## PROMPT
Format each line of the records below as one string in a JSON list, skipping blank lines.

··· MATERIAL FOR THIS TASK

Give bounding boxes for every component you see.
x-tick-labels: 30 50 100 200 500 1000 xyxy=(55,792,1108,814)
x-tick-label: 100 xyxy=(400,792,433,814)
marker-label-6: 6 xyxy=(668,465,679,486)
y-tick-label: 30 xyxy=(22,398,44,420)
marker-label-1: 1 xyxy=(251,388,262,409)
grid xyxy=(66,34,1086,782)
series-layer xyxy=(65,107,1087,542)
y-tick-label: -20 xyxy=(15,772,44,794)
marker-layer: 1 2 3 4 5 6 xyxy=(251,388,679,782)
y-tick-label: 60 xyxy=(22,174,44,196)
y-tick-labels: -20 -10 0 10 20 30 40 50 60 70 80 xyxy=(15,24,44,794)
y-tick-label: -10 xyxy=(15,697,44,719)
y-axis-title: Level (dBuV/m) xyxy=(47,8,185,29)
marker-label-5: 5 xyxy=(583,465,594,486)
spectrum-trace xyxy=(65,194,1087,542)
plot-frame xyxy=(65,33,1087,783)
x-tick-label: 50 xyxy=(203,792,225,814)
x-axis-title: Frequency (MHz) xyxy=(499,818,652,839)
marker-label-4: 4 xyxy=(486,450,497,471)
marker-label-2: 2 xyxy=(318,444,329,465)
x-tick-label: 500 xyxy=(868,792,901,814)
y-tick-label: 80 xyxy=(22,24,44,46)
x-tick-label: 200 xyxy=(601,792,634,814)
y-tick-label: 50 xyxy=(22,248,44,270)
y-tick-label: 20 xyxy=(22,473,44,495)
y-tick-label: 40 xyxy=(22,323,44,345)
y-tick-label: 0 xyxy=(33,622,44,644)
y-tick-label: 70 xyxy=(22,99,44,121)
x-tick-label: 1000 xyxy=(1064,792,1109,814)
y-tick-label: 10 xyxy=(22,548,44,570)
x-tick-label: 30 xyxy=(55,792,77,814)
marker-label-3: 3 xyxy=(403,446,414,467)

······

## REPLY TO THE TASK
[
  "Give bounding boxes for every component you see.",
  "x-tick-labels: 30 50 100 200 500 1000 xyxy=(55,792,1108,814)",
  "x-tick-label: 100 xyxy=(400,792,433,814)",
  "marker-label-6: 6 xyxy=(668,465,679,486)",
  "y-tick-label: 30 xyxy=(22,398,44,420)",
  "marker-label-1: 1 xyxy=(251,388,262,409)",
  "grid xyxy=(66,34,1086,782)",
  "series-layer xyxy=(65,107,1087,542)",
  "y-tick-label: -20 xyxy=(15,772,44,794)",
  "marker-layer: 1 2 3 4 5 6 xyxy=(251,388,679,782)",
  "y-tick-label: 60 xyxy=(22,174,44,196)",
  "y-tick-labels: -20 -10 0 10 20 30 40 50 60 70 80 xyxy=(15,24,44,794)",
  "y-tick-label: -10 xyxy=(15,697,44,719)",
  "y-axis-title: Level (dBuV/m) xyxy=(47,8,185,29)",
  "marker-label-5: 5 xyxy=(583,465,594,486)",
  "spectrum-trace xyxy=(65,194,1087,542)",
  "plot-frame xyxy=(65,33,1087,783)",
  "x-tick-label: 50 xyxy=(203,792,225,814)",
  "x-axis-title: Frequency (MHz) xyxy=(499,818,652,839)",
  "marker-label-4: 4 xyxy=(486,450,497,471)",
  "marker-label-2: 2 xyxy=(318,444,329,465)",
  "x-tick-label: 500 xyxy=(868,792,901,814)",
  "y-tick-label: 80 xyxy=(22,24,44,46)",
  "x-tick-label: 200 xyxy=(601,792,634,814)",
  "y-tick-label: 50 xyxy=(22,248,44,270)",
  "y-tick-label: 20 xyxy=(22,473,44,495)",
  "y-tick-label: 40 xyxy=(22,323,44,345)",
  "y-tick-label: 0 xyxy=(33,622,44,644)",
  "y-tick-label: 70 xyxy=(22,99,44,121)",
  "x-tick-label: 1000 xyxy=(1064,792,1109,814)",
  "y-tick-label: 10 xyxy=(22,548,44,570)",
  "x-tick-label: 30 xyxy=(55,792,77,814)",
  "marker-label-3: 3 xyxy=(403,446,414,467)"
]